=== What is needed ===
Print the entries below in their entirety, exactly as they are written.

=== Supplied data ===
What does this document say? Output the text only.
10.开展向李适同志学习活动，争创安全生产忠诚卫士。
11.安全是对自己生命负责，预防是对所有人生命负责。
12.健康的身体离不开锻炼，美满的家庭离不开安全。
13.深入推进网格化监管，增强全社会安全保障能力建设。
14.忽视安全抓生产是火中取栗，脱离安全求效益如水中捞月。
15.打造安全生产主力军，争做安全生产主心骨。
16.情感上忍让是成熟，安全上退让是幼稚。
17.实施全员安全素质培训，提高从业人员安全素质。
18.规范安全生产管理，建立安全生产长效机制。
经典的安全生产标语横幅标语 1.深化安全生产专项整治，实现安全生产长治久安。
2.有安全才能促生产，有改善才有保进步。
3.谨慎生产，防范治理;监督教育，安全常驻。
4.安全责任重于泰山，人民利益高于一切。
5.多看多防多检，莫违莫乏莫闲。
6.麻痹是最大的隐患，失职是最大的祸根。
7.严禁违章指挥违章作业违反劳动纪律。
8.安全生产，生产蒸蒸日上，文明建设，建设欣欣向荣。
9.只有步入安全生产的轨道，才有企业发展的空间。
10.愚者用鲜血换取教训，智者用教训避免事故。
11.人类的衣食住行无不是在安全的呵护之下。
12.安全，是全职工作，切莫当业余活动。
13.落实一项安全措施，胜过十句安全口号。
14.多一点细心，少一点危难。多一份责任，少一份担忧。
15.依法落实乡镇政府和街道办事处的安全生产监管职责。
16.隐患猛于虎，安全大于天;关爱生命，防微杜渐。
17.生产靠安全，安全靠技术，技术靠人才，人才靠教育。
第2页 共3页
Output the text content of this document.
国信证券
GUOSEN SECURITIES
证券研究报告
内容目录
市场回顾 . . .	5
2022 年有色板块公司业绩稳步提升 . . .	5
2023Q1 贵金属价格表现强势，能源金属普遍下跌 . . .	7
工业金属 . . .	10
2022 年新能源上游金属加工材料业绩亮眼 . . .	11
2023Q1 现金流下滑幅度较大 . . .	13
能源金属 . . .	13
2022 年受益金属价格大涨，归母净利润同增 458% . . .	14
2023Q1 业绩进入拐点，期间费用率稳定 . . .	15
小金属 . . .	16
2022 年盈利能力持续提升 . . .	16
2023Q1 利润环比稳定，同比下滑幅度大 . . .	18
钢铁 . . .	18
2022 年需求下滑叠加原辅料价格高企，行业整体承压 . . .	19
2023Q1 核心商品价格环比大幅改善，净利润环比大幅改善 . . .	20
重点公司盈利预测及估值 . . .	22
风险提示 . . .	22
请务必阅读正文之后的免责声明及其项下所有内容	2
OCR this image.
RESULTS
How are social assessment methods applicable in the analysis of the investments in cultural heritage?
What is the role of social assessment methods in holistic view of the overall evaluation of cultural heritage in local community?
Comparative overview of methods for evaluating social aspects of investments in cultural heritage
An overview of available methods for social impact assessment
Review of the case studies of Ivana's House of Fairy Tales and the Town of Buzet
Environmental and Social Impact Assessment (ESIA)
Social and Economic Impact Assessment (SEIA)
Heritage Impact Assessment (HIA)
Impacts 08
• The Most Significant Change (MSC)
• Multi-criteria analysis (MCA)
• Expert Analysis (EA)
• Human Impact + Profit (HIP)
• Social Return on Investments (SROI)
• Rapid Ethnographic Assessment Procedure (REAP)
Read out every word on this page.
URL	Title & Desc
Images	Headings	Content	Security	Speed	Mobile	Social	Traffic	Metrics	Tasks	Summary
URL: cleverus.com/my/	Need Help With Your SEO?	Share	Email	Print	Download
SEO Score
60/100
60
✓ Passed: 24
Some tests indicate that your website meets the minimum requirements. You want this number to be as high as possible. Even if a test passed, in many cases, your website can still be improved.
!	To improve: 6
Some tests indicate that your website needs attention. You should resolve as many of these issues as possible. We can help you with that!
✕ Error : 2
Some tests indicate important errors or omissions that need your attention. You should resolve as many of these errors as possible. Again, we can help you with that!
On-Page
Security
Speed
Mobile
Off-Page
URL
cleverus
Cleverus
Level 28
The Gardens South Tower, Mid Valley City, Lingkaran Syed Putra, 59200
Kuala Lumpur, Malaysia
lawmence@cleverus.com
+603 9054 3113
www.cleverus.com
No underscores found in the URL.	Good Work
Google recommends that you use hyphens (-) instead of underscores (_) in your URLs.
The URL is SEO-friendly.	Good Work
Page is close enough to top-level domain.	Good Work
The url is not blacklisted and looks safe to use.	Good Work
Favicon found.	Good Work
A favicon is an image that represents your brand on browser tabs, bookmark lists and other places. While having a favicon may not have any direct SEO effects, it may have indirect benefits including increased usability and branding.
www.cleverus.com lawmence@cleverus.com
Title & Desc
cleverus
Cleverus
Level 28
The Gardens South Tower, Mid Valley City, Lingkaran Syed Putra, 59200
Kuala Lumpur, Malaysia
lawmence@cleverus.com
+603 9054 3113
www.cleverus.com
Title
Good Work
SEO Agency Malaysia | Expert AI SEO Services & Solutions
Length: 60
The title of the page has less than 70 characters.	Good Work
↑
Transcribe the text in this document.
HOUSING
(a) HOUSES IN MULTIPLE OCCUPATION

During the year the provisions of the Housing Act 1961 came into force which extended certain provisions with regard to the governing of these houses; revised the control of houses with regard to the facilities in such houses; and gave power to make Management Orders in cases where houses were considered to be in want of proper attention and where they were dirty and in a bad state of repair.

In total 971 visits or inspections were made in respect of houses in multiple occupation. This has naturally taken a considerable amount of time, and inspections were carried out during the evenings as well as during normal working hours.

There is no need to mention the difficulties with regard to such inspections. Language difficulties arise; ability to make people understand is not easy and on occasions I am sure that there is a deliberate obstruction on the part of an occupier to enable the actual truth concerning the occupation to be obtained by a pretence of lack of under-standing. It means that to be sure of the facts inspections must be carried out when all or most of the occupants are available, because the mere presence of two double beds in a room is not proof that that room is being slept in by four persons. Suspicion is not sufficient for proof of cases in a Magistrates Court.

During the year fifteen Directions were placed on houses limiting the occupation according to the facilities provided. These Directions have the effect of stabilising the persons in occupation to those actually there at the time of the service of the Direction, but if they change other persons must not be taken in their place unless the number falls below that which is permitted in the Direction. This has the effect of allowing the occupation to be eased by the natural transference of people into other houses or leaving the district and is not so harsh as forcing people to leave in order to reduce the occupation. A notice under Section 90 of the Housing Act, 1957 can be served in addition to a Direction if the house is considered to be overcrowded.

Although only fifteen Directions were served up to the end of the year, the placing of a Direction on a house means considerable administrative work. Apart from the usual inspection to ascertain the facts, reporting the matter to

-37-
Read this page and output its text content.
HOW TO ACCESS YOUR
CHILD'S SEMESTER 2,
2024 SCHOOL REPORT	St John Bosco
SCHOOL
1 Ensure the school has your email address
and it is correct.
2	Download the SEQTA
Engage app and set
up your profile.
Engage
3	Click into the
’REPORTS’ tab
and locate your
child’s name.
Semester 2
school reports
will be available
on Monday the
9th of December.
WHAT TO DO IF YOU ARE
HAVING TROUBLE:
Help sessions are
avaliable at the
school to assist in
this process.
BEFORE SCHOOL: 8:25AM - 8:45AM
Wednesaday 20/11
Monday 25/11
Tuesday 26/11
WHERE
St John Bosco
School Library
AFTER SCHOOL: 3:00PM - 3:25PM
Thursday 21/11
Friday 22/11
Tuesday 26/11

=== Exercise response ===
What does this document say? Output the text only.
10.开展向李适同志学习活动，争创安全生产忠诚卫士。
11.安全是对自己生命负责，预防是对所有人生命负责。
12.健康的身体离不开锻炼，美满的家庭离不开安全。
13.深入推进网格化监管，增强全社会安全保障能力建设。
14.忽视安全抓生产是火中取栗，脱离安全求效益如水中捞月。
15.打造安全生产主力军，争做安全生产主心骨。
16.情感上忍让是成熟，安全上退让是幼稚。
17.实施全员安全素质培训，提高从业人员安全素质。
18.规范安全生产管理，建立安全生产长效机制。
经典的安全生产标语横幅标语 1.深化安全生产专项整治，实现安全生产长治久安。
2.有安全才能促生产，有改善才有保进步。
3.谨慎生产，防范治理;监督教育，安全常驻。
4.安全责任重于泰山，人民利益高于一切。
5.多看多防多检，莫违莫乏莫闲。
6.麻痹是最大的隐患，失职是最大的祸根。
7.严禁违章指挥违章作业违反劳动纪律。
8.安全生产，生产蒸蒸日上，文明建设，建设欣欣向荣。
9.只有步入安全生产的轨道，才有企业发展的空间。
10.愚者用鲜血换取教训，智者用教训避免事故。
11.人类的衣食住行无不是在安全的呵护之下。
12.安全，是全职工作，切莫当业余活动。
13.落实一项安全措施，胜过十句安全口号。
14.多一点细心，少一点危难。多一份责任，少一份担忧。
15.依法落实乡镇政府和街道办事处的安全生产监管职责。
16.隐患猛于虎，安全大于天;关爱生命，防微杜渐。
17.生产靠安全，安全靠技术，技术靠人才，人才靠教育。
第2页 共3页
Output the text content of this document.
国信证券
GUOSEN SECURITIES
证券研究报告
内容目录
市场回顾 . . .	5
2022 年有色板块公司业绩稳步提升 . . .	5
2023Q1 贵金属价格表现强势，能源金属普遍下跌 . . .	7
工业金属 . . .	10
2022 年新能源上游金属加工材料业绩亮眼 . . .	11
2023Q1 现金流下滑幅度较大 . . .	13
能源金属 . . .	13
2022 年受益金属价格大涨，归母净利润同增 458% . . .	14
2023Q1 业绩进入拐点，期间费用率稳定 . . .	15
小金属 . . .	16
2022 年盈利能力持续提升 . . .	16
2023Q1 利润环比稳定，同比下滑幅度大 . . .	18
钢铁 . . .	18
2022 年需求下滑叠加原辅料价格高企，行业整体承压 . . .	19
2023Q1 核心商品价格环比大幅改善，净利润环比大幅改善 . . .	20
重点公司盈利预测及估值 . . .	22
风险提示 . . .	22
请务必阅读正文之后的免责声明及其项下所有内容	2
OCR this image.
RESULTS
How are social assessment methods applicable in the analysis of the investments in cultural heritage?
What is the role of social assessment methods in holistic view of the overall evaluation of cultural heritage in local community?
Comparative overview of methods for evaluating social aspects of investments in cultural heritage
An overview of available methods for social impact assessment
Review of the case studies of Ivana's House of Fairy Tales and the Town of Buzet
Environmental and Social Impact Assessment (ESIA)
Social and Economic Impact Assessment (SEIA)
Heritage Impact Assessment (HIA)
Impacts 08
• The Most Significant Change (MSC)
• Multi-criteria analysis (MCA)
• Expert Analysis (EA)
• Human Impact + Profit (HIP)
• Social Return on Investments (SROI)
• Rapid Ethnographic Assessment Procedure (REAP)
Read out every word on this page.
URL	Title & Desc
Images	Headings	Content	Security	Speed	Mobile	Social	Traffic	Metrics	Tasks	Summary
URL: cleverus.com/my/	Need Help With Your SEO?	Share	Email	Print	Download
SEO Score
60/100
60
✓ Passed: 24
Some tests indicate that your website meets the minimum requirements. You want this number to be as high as possible. Even if a test passed, in many cases, your website can still be improved.
!	To improve: 6
Some tests indicate that your website needs attention. You should resolve as many of these issues as possible. We can help you with that!
✕ Error : 2
Some tests indicate important errors or omissions that need your attention. You should resolve as many of these errors as possible. Again, we can help you with that!
On-Page
Security
Speed
Mobile
Off-Page
URL
cleverus
Cleverus
Level 28
The Gardens South Tower, Mid Valley City, Lingkaran Syed Putra, 59200
Kuala Lumpur, Malaysia
lawmence@cleverus.com
+603 9054 3113
www.cleverus.com
No underscores found in the URL.	Good Work
Google recommends that you use hyphens (-) instead of underscores (_) in your URLs.
The URL is SEO-friendly.	Good Work
Page is close enough to top-level domain.	Good Work
The url is not blacklisted and looks safe to use.	Good Work
Favicon found.	Good Work
A favicon is an image that represents your brand on browser tabs, bookmark lists and other places. While having a favicon may not have any direct SEO effects, it may have indirect benefits including increased usability and branding.
www.cleverus.com lawmence@cleverus.com
Title & Desc
cleverus
Cleverus
Level 28
The Gardens South Tower, Mid Valley City, Lingkaran Syed Putra, 59200
Kuala Lumpur, Malaysia
lawmence@cleverus.com
+603 9054 3113
www.cleverus.com
Title
Good Work
SEO Agency Malaysia | Expert AI SEO Services & Solutions
Length: 60
The title of the page has less than 70 characters.	Good Work
↑
Transcribe the text in this document.
HOUSING
(a) HOUSES IN MULTIPLE OCCUPATION

During the year the provisions of the Housing Act 1961 came into force which extended certain provisions with regard to the governing of these houses; revised the control of houses with regard to the facilities in such houses; and gave power to make Management Orders in cases where houses were considered to be in want of proper attention and where they were dirty and in a bad state of repair.

In total 971 visits or inspections were made in respect of houses in multiple occupation. This has naturally taken a considerable amount of time, and inspections were carried out during the evenings as well as during normal working hours.

There is no need to mention the difficulties with regard to such inspections. Language difficulties arise; ability to make people understand is not easy and on occasions I am sure that there is a deliberate obstruction on the part of an occupier to enable the actual truth concerning the occupation to be obtained by a pretence of lack of under-standing. It means that to be sure of the facts inspections must be carried out when all or most of the occupants are available, because the mere presence of two double beds in a room is not proof that that room is being slept in by four persons. Suspicion is not sufficient for proof of cases in a Magistrates Court.

During the year fifteen Directions were placed on houses limiting the occupation according to the facilities provided. These Directions have the effect of stabilising the persons in occupation to those actually there at the time of the service of the Direction, but if they change other persons must not be taken in their place unless the number falls below that which is permitted in the Direction. This has the effect of allowing the occupation to be eased by the natural transference of people into other houses or leaving the district and is not so harsh as forcing people to leave in order to reduce the occupation. A notice under Section 90 of the Housing Act, 1957 can be served in addition to a Direction if the house is considered to be overcrowded.

Although only fifteen Directions were served up to the end of the year, the placing of a Direction on a house means considerable administrative work. Apart from the usual inspection to ascertain the facts, reporting the matter to

-37-
Read this page and output its text content.
HOW TO ACCESS YOUR
CHILD'S SEMESTER 2,
2024 SCHOOL REPORT	St John Bosco
SCHOOL
1 Ensure the school has your email address
and it is correct.
2	Download the SEQTA
Engage app and set
up your profile.
Engage
3	Click into the
’REPORTS’ tab
and locate your
child’s name.
Semester 2
school reports
will be available
on Monday the
9th of December.
WHAT TO DO IF YOU ARE
HAVING TROUBLE:
Help sessions are
avaliable at the
school to assist in
this process.
BEFORE SCHOOL: 8:25AM - 8:45AM
Wednesaday 20/11
Monday 25/11
Tuesday 26/11
WHERE
St John Bosco
School Library
AFTER SCHOOL: 3:00PM - 3:25PM
Thursday 21/11
Friday 22/11
Tuesday 26/11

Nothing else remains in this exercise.